• **Instruction**
Copy, from the entries below, each line where the word "Concordance" can be found.
────────────────────────────────────────
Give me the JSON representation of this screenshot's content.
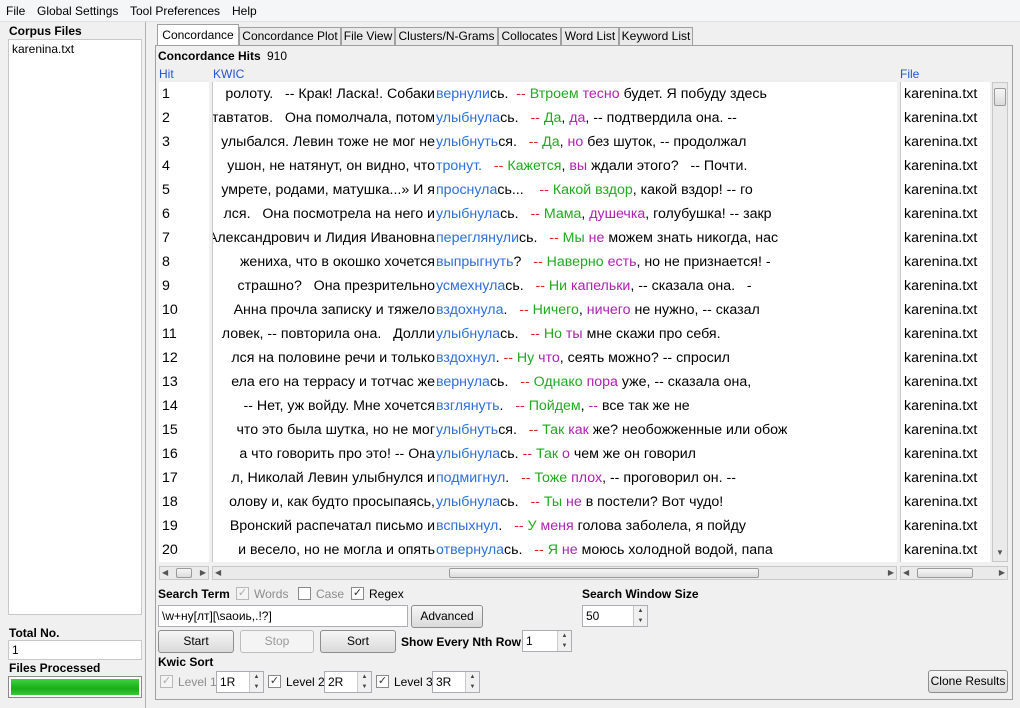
{
  "menu": [
    "File",
    "Global Settings",
    "Tool Preferences",
    "Help"
  ],
  "left": {
    "corpus_title": "Corpus Files",
    "files": [
      "karenina.txt"
    ],
    "total_label": "Total No.",
    "total_value": "1",
    "processed_label": "Files Processed",
    "progress": 1.0
  },
  "tabs": [
    "Concordance",
    "Concordance Plot",
    "File View",
    "Clusters/N-Grams",
    "Collocates",
    "Word List",
    "Keyword List"
  ],
  "hits": {
    "label": "Concordance Hits",
    "value": "910"
  },
  "columns": {
    "hit": "Hit",
    "kwic": "KWIC",
    "file": "File"
  },
  "rows": [
    {
      "hit": "1",
      "left": "ролоту.   -- Крак! Ласка!. Собаки",
      "right": [
        [
          "вернули",
          "blue"
        ],
        [
          "сь.  ",
          ""
        ],
        [
          "-- ",
          "red"
        ],
        [
          "Втроем ",
          "green"
        ],
        [
          "тесно",
          "purple"
        ],
        [
          " будет. Я побуду здесь",
          ""
        ]
      ],
      "file": "karenina.txt"
    },
    {
      "hit": "2",
      "left": "ставтатов.   Она помолчала, потом",
      "right": [
        [
          "улыбнула",
          "blue"
        ],
        [
          "сь.   ",
          ""
        ],
        [
          "-- ",
          "red"
        ],
        [
          "Да",
          "green"
        ],
        [
          ", ",
          ""
        ],
        [
          "да",
          "purple"
        ],
        [
          ", -- подтвердила она. --",
          ""
        ]
      ],
      "file": "karenina.txt"
    },
    {
      "hit": "3",
      "left": "улыбался. Левин тоже не мог не",
      "right": [
        [
          "улыбнуть",
          "blue"
        ],
        [
          "ся.   ",
          ""
        ],
        [
          "-- ",
          "red"
        ],
        [
          "Да",
          "green"
        ],
        [
          ", ",
          ""
        ],
        [
          "но",
          "purple"
        ],
        [
          " без шуток, -- продолжал",
          ""
        ]
      ],
      "file": "karenina.txt"
    },
    {
      "hit": "4",
      "left": "ушон, не натянут, он видно, что",
      "right": [
        [
          "тронут.",
          "blue"
        ],
        [
          "   ",
          ""
        ],
        [
          "-- ",
          "red"
        ],
        [
          "Кажется",
          "green"
        ],
        [
          ", ",
          ""
        ],
        [
          "вы",
          "purple"
        ],
        [
          " ждали этого?   -- Почти.",
          ""
        ]
      ],
      "file": "karenina.txt"
    },
    {
      "hit": "5",
      "left": "умрете, родами, матушка...» И я",
      "right": [
        [
          "проснула",
          "blue"
        ],
        [
          "сь...    ",
          ""
        ],
        [
          "-- ",
          "red"
        ],
        [
          "Какой вздор",
          "green"
        ],
        [
          ", какой вздор! -- го",
          ""
        ]
      ],
      "file": "karenina.txt"
    },
    {
      "hit": "6",
      "left": "лся.   Она посмотрела на него и",
      "right": [
        [
          "улыбнула",
          "blue"
        ],
        [
          "сь.   ",
          ""
        ],
        [
          "-- ",
          "red"
        ],
        [
          "Мама",
          "green"
        ],
        [
          ", ",
          ""
        ],
        [
          "душечка",
          "purple"
        ],
        [
          ", голубушка! -- закр",
          ""
        ]
      ],
      "file": "karenina.txt"
    },
    {
      "hit": "7",
      "left": "Александрович и Лидия Ивановна",
      "right": [
        [
          "переглянули",
          "blue"
        ],
        [
          "сь.   ",
          ""
        ],
        [
          "-- ",
          "red"
        ],
        [
          "Мы ",
          "green"
        ],
        [
          "не",
          "purple"
        ],
        [
          " можем знать никогда, нас",
          ""
        ]
      ],
      "file": "karenina.txt"
    },
    {
      "hit": "8",
      "left": "жениха, что в окошко хочется",
      "right": [
        [
          "выпрыгнуть",
          "blue"
        ],
        [
          "?   ",
          ""
        ],
        [
          "-- ",
          "red"
        ],
        [
          "Наверно ",
          "green"
        ],
        [
          "есть",
          "purple"
        ],
        [
          ", но не признается! -",
          ""
        ]
      ],
      "file": "karenina.txt"
    },
    {
      "hit": "9",
      "left": "страшно?   Она презрительно",
      "right": [
        [
          "усмехнула",
          "blue"
        ],
        [
          "сь.   ",
          ""
        ],
        [
          "-- ",
          "red"
        ],
        [
          "Ни ",
          "green"
        ],
        [
          "капельки",
          "purple"
        ],
        [
          ", -- сказала она.   -",
          ""
        ]
      ],
      "file": "karenina.txt"
    },
    {
      "hit": "10",
      "left": "Анна прочла записку и тяжело",
      "right": [
        [
          "вздохнула",
          "blue"
        ],
        [
          ".   ",
          ""
        ],
        [
          "-- ",
          "red"
        ],
        [
          "Ничего",
          "green"
        ],
        [
          ", ",
          ""
        ],
        [
          "ничего",
          "purple"
        ],
        [
          " не нужно, -- сказал",
          ""
        ]
      ],
      "file": "karenina.txt"
    },
    {
      "hit": "11",
      "left": "ловек, -- повторила она.   Долли",
      "right": [
        [
          "улыбнула",
          "blue"
        ],
        [
          "сь.   ",
          ""
        ],
        [
          "-- ",
          "red"
        ],
        [
          "Но ",
          "green"
        ],
        [
          "ты",
          "purple"
        ],
        [
          " мне скажи про себя.",
          ""
        ]
      ],
      "file": "karenina.txt"
    },
    {
      "hit": "12",
      "left": "лся на половине речи и только",
      "right": [
        [
          "вздохнул",
          "blue"
        ],
        [
          ". ",
          ""
        ],
        [
          "-- ",
          "red"
        ],
        [
          "Ну ",
          "green"
        ],
        [
          "что",
          "purple"
        ],
        [
          ", сеять можно? -- спросил",
          ""
        ]
      ],
      "file": "karenina.txt"
    },
    {
      "hit": "13",
      "left": "ела его на террасу и тотчас же",
      "right": [
        [
          "вернула",
          "blue"
        ],
        [
          "сь.   ",
          ""
        ],
        [
          "-- ",
          "red"
        ],
        [
          "Однако ",
          "green"
        ],
        [
          "пора",
          "purple"
        ],
        [
          " уже, -- сказала она,",
          ""
        ]
      ],
      "file": "karenina.txt"
    },
    {
      "hit": "14",
      "left": "-- Нет, уж войду. Мне хочется",
      "right": [
        [
          "взглянуть",
          "blue"
        ],
        [
          ".   ",
          ""
        ],
        [
          "-- ",
          "red"
        ],
        [
          "Пойдем",
          "green"
        ],
        [
          ", ",
          ""
        ],
        [
          "--",
          "purple"
        ],
        [
          " все так же не",
          ""
        ]
      ],
      "file": "karenina.txt"
    },
    {
      "hit": "15",
      "left": "что это была шутка, но не мог",
      "right": [
        [
          "улыбнуть",
          "blue"
        ],
        [
          "ся.   ",
          ""
        ],
        [
          "-- ",
          "red"
        ],
        [
          "Так ",
          "green"
        ],
        [
          "как",
          "purple"
        ],
        [
          " же? необожженные или обож",
          ""
        ]
      ],
      "file": "karenina.txt"
    },
    {
      "hit": "16",
      "left": "а что говорить про это! -- Она",
      "right": [
        [
          "улыбнула",
          "blue"
        ],
        [
          "сь. ",
          ""
        ],
        [
          "-- ",
          "red"
        ],
        [
          "Так ",
          "green"
        ],
        [
          "о",
          "purple"
        ],
        [
          " чем же он говорил",
          ""
        ]
      ],
      "file": "karenina.txt"
    },
    {
      "hit": "17",
      "left": "л, Николай Левин улыбнулся и",
      "right": [
        [
          "подмигнул",
          "blue"
        ],
        [
          ".   ",
          ""
        ],
        [
          "-- ",
          "red"
        ],
        [
          "Тоже ",
          "green"
        ],
        [
          "плох",
          "purple"
        ],
        [
          ", -- проговорил он. --",
          ""
        ]
      ],
      "file": "karenina.txt"
    },
    {
      "hit": "18",
      "left": "олову и, как будто просыпаясь,",
      "right": [
        [
          "улыбнула",
          "blue"
        ],
        [
          "сь.   ",
          ""
        ],
        [
          "-- ",
          "red"
        ],
        [
          "Ты ",
          "green"
        ],
        [
          "не",
          "purple"
        ],
        [
          " в постели? Вот чудо!",
          ""
        ]
      ],
      "file": "karenina.txt"
    },
    {
      "hit": "19",
      "left": "Вронский распечатал письмо и",
      "right": [
        [
          "вспыхнул",
          "blue"
        ],
        [
          ".   ",
          ""
        ],
        [
          "-- ",
          "red"
        ],
        [
          "У ",
          "green"
        ],
        [
          "меня",
          "purple"
        ],
        [
          " голова заболела, я пойду",
          ""
        ]
      ],
      "file": "karenina.txt"
    },
    {
      "hit": "20",
      "left": " и весело, но не могла и опять",
      "right": [
        [
          "отвернула",
          "blue"
        ],
        [
          "сь.   ",
          ""
        ],
        [
          "-- ",
          "red"
        ],
        [
          "Я ",
          "green"
        ],
        [
          "не",
          "purple"
        ],
        [
          " моюсь холодной водой, папа",
          ""
        ]
      ],
      "file": "karenina.txt"
    }
  ],
  "search": {
    "term_label": "Search Term",
    "words_label": "Words",
    "case_label": "Case",
    "regex_label": "Regex",
    "words_checked": true,
    "case_checked": false,
    "regex_checked": true,
    "query": "\\w+ну[лт][\\saоиь,.!?]",
    "advanced": "Advanced",
    "window_label": "Search Window Size",
    "window_value": "50"
  },
  "buttons": {
    "start": "Start",
    "stop": "Stop",
    "sort": "Sort",
    "clone": "Clone Results"
  },
  "nth": {
    "label": "Show Every Nth Row",
    "value": "1"
  },
  "kwic_sort": {
    "label": "Kwic Sort",
    "levels": [
      {
        "label": "Level 1",
        "value": "1R",
        "checked": true,
        "enabled": false
      },
      {
        "label": "Level 2",
        "value": "2R",
        "checked": true,
        "enabled": true
      },
      {
        "label": "Level 3",
        "value": "3R",
        "checked": true,
        "enabled": true
      }
    ]
  },
  "colors": {
    "node": "#2e6fd8",
    "level1": "#e02020",
    "level2": "#22a822",
    "level3": "#b020b0",
    "progress": "#22b422"
  }
}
────────────────────────────────────────
• **Task result**
    "Concordance",
    "Concordance Plot",
    "label": "Concordance Hits",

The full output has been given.